## Your goal
Write out the records again, exactly, leaving none out.

# # #

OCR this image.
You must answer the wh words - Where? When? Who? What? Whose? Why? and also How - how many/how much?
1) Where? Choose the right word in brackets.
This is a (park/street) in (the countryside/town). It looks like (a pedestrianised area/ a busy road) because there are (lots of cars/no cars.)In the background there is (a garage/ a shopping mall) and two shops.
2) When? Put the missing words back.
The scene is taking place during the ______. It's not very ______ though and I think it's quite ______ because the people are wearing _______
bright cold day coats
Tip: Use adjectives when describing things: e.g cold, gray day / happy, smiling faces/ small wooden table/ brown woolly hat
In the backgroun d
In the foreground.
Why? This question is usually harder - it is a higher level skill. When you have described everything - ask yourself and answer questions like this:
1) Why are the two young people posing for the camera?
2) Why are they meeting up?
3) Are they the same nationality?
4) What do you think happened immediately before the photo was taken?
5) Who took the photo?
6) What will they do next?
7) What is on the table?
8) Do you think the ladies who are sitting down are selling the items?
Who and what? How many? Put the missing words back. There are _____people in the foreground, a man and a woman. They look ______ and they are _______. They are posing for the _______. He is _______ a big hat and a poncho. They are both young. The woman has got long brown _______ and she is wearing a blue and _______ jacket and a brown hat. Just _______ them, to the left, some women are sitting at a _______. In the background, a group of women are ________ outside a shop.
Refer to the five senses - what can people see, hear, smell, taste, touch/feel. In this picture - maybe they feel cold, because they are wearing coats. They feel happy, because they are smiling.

# # #

## Answer to the task
OCR this image.
You must answer the wh words - Where? When? Who? What? Whose? Why? and also How - how many/how much?
1) Where? Choose the right word in brackets.
This is a (park/street) in (the countryside/town). It looks like (a pedestrianised area/ a busy road) because there are (lots of cars/no cars.)In the background there is (a garage/ a shopping mall) and two shops.
2) When? Put the missing words back.
The scene is taking place during the ______. It's not very ______ though and I think it's quite ______ because the people are wearing _______
bright cold day coats
Tip: Use adjectives when describing things: e.g cold, gray day / happy, smiling faces/ small wooden table/ brown woolly hat
In the backgroun d
In the foreground.
Why? This question is usually harder - it is a higher level skill. When you have described everything - ask yourself and answer questions like this:
1) Why are the two young people posing for the camera?
2) Why are they meeting up?
3) Are they the same nationality?
4) What do you think happened immediately before the photo was taken?
5) Who took the photo?
6) What will they do next?
7) What is on the table?
8) Do you think the ladies who are sitting down are selling the items?
Who and what? How many? Put the missing words back. There are _____people in the foreground, a man and a woman. They look ______ and they are _______. They are posing for the _______. He is _______ a big hat and a poncho. They are both young. The woman has got long brown _______ and she is wearing a blue and _______ jacket and a brown hat. Just _______ them, to the left, some women are sitting at a _______. In the background, a group of women are ________ outside a shop.
Refer to the five senses - what can people see, hear, smell, taste, touch/feel. In this picture - maybe they feel cold, because they are wearing coats. They feel happy, because they are smiling.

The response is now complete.